TASK DESCRIPTION
Quote the entries that follow exactly, leaving none out.

-.-.-

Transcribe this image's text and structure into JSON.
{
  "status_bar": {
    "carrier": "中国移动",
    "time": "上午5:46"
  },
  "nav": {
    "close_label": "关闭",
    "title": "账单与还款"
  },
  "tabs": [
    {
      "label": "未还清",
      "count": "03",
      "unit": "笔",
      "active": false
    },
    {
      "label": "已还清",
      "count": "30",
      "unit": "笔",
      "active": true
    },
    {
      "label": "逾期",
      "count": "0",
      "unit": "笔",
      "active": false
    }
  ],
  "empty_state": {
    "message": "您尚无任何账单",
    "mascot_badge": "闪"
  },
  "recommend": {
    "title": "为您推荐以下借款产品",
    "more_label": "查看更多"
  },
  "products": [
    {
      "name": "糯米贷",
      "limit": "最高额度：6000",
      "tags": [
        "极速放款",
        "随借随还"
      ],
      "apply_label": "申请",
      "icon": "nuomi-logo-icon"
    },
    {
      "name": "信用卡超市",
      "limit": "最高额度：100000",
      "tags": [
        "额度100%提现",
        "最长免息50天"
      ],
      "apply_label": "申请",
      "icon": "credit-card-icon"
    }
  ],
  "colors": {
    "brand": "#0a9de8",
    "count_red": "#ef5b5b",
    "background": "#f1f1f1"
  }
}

-.-.-

FINAL ANSWER
Transcribe this image's text and structure into JSON.
{
  "status_bar": {
    "carrier": "中国移动",
    "time": "上午5:46"
  },
  "nav": {
    "close_label": "关闭",
    "title": "账单与还款"
  },
  "tabs": [
    {
      "label": "未还清",
      "count": "03",
      "unit": "笔",
      "active": false
    },
    {
      "label": "已还清",
      "count": "30",
      "unit": "笔",
      "active": true
    },
    {
      "label": "逾期",
      "count": "0",
      "unit": "笔",
      "active": false
    }
  ],
  "empty_state": {
    "message": "您尚无任何账单",
    "mascot_badge": "闪"
  },
  "recommend": {
    "title": "为您推荐以下借款产品",
    "more_label": "查看更多"
  },
  "products": [
    {
      "name": "糯米贷",
      "limit": "最高额度：6000",
      "tags": [
        "极速放款",
        "随借随还"
      ],
      "apply_label": "申请",
      "icon": "nuomi-logo-icon"
    },
    {
      "name": "信用卡超市",
      "limit": "最高额度：100000",
      "tags": [
        "额度100%提现",
        "最长免息50天"
      ],
      "apply_label": "申请",
      "icon": "credit-card-icon"
    }
  ],
  "colors": {
    "brand": "#0a9de8",
    "count_red": "#ef5b5b",
    "background": "#f1f1f1"
  }
}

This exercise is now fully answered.